To do: Copy the lines holding the word "doctrina", all of them.

Material:
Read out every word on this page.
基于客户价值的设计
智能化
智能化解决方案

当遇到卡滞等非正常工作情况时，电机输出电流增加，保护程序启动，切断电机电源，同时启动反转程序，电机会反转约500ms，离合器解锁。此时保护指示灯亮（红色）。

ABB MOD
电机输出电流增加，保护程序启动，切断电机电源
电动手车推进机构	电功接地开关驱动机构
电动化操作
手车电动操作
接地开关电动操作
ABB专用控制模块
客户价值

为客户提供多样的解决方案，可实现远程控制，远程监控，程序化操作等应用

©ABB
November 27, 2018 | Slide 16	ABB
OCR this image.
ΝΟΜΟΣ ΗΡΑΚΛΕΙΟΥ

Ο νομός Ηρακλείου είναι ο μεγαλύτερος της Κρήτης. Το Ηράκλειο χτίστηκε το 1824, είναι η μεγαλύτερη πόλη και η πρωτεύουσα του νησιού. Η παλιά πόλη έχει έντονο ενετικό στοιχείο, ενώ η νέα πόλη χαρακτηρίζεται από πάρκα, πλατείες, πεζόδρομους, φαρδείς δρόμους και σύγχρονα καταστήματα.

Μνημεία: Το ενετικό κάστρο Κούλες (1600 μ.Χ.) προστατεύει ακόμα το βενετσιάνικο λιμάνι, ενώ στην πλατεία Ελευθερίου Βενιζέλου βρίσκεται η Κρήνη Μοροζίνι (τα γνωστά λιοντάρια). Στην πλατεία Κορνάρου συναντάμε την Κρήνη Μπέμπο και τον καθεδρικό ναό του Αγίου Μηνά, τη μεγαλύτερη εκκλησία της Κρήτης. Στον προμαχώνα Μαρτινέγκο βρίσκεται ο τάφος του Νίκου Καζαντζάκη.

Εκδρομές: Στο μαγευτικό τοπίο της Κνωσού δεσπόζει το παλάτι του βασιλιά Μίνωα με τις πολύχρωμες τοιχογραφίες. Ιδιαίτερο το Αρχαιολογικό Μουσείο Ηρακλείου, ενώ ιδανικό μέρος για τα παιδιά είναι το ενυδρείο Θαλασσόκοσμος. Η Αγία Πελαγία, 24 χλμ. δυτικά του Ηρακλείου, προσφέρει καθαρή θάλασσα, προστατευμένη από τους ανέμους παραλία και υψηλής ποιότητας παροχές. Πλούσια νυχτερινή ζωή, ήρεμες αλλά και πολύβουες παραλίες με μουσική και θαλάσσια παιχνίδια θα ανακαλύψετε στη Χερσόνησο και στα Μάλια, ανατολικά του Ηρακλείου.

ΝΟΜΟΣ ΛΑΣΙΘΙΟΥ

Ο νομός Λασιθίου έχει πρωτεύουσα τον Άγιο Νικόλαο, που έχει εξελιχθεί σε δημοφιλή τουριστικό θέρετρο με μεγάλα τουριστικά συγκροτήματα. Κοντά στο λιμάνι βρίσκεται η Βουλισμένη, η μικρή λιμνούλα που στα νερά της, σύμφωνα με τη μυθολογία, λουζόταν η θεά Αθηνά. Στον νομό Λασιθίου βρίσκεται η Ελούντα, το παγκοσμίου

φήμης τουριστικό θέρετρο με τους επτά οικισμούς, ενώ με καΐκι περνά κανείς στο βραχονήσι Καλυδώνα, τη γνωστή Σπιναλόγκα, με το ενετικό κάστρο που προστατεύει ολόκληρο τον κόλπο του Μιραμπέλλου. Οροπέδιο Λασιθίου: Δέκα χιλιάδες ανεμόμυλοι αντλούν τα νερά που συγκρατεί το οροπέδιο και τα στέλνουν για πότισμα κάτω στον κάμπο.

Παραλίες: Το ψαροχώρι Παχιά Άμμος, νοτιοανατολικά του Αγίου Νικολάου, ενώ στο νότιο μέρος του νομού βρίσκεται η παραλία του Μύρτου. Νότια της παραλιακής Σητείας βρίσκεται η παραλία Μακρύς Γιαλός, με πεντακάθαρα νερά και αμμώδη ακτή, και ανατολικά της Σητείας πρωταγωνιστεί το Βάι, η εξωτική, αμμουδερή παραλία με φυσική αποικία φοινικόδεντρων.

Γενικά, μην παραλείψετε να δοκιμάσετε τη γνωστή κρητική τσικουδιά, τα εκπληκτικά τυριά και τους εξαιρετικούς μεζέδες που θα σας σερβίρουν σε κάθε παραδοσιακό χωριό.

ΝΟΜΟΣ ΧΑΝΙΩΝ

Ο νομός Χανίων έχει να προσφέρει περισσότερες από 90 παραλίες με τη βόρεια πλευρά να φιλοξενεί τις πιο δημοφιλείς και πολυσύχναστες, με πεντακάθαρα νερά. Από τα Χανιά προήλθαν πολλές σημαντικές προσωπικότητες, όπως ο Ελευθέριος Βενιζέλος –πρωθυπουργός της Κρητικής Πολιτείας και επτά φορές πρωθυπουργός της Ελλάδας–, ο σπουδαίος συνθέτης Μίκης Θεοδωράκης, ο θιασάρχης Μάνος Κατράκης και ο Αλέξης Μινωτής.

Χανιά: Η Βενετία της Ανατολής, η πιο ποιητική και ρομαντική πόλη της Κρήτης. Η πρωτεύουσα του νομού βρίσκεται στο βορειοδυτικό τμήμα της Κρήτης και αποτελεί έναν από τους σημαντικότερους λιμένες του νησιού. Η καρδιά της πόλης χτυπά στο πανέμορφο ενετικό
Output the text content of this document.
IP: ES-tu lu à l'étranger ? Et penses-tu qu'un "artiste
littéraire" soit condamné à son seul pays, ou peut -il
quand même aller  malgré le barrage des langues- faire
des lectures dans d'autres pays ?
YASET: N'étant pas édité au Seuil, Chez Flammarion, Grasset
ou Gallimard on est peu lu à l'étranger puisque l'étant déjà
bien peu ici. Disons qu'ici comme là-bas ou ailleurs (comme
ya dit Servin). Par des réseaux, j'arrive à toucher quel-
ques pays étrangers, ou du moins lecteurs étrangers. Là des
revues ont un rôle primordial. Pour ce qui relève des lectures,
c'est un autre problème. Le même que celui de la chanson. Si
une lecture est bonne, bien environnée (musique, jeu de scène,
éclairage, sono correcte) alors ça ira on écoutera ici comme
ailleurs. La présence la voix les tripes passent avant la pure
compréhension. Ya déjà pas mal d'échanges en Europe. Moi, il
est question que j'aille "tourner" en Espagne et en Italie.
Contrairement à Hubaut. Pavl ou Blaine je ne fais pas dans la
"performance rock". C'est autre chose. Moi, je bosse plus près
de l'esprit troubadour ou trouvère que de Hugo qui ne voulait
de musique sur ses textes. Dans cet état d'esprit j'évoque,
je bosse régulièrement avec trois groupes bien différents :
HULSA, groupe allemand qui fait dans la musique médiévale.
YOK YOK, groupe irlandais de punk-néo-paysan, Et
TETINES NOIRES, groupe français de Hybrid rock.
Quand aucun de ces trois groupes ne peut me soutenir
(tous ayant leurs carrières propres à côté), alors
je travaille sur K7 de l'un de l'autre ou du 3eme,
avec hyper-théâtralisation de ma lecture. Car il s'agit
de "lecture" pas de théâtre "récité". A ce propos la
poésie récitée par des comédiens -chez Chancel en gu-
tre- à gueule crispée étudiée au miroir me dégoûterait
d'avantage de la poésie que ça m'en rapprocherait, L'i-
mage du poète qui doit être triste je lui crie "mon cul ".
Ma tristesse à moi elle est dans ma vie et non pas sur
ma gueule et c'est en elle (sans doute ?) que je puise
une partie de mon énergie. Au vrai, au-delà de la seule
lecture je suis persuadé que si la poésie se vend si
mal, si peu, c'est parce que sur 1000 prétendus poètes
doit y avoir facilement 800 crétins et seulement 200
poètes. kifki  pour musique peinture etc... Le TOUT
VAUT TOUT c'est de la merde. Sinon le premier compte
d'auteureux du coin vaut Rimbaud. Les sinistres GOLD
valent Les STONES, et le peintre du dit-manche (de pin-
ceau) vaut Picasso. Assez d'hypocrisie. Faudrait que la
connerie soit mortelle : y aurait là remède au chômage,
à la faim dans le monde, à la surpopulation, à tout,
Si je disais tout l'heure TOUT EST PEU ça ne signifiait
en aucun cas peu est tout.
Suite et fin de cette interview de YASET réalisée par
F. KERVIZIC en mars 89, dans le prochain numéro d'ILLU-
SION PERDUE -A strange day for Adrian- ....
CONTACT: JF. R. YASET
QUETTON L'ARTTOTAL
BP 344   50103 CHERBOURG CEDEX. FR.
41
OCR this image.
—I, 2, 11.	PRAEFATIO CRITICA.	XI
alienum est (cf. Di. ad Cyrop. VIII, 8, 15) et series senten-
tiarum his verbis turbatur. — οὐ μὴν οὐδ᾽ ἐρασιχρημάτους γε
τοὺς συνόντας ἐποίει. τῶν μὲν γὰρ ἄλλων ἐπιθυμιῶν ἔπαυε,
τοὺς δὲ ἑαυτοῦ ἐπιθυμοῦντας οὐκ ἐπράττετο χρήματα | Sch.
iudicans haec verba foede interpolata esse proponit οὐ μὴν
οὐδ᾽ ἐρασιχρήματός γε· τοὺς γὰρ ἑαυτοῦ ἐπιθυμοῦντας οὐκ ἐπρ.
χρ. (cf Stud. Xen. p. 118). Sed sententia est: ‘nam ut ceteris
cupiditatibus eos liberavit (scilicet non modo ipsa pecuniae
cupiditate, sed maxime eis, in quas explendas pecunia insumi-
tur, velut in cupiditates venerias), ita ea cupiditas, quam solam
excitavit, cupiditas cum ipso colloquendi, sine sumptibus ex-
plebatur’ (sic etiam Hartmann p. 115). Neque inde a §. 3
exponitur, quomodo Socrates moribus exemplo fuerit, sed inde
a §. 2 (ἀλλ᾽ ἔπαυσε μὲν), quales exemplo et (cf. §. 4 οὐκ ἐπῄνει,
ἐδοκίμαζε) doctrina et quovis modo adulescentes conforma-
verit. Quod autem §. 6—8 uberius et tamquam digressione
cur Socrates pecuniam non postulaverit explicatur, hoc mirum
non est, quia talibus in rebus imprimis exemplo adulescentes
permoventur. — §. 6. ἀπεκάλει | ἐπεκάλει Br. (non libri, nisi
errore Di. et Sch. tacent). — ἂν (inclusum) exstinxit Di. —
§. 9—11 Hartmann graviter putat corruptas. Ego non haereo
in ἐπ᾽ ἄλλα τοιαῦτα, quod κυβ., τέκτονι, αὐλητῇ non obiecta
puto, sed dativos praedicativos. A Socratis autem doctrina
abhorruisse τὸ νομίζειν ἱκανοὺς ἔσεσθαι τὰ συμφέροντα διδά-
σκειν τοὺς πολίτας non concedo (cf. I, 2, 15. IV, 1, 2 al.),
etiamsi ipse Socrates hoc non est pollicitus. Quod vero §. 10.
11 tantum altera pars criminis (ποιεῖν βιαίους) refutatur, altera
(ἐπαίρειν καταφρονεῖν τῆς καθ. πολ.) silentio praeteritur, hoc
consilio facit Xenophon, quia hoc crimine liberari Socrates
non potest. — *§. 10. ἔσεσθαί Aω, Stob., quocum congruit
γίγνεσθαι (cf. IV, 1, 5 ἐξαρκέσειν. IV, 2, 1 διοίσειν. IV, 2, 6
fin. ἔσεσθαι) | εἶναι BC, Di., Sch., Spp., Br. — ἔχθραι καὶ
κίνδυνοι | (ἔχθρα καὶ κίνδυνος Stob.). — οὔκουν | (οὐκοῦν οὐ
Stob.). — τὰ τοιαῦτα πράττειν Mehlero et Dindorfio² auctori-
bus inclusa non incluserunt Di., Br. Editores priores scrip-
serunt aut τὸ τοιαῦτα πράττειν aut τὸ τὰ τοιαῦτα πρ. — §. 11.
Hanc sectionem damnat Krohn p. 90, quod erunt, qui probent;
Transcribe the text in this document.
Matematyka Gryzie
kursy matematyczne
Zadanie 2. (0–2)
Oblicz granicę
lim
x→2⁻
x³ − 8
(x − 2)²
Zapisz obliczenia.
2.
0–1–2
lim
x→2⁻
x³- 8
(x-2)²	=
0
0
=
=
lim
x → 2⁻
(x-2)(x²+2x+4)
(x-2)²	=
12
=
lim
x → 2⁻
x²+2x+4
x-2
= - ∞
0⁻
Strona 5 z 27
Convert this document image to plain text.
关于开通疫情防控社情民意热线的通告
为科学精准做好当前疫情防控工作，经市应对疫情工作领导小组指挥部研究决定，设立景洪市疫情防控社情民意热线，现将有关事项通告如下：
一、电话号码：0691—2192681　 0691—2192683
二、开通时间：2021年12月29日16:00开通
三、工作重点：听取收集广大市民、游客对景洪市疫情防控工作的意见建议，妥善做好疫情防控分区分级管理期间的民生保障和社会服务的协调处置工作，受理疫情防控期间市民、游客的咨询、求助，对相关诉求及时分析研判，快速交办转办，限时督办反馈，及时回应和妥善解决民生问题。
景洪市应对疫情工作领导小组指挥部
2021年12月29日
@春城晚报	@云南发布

Exercise answer:
ἐδοκίμαζε) doctrina et quovis modo adulescentes conforma-
puto, sed dativos praedicativos. A Socratis autem doctrina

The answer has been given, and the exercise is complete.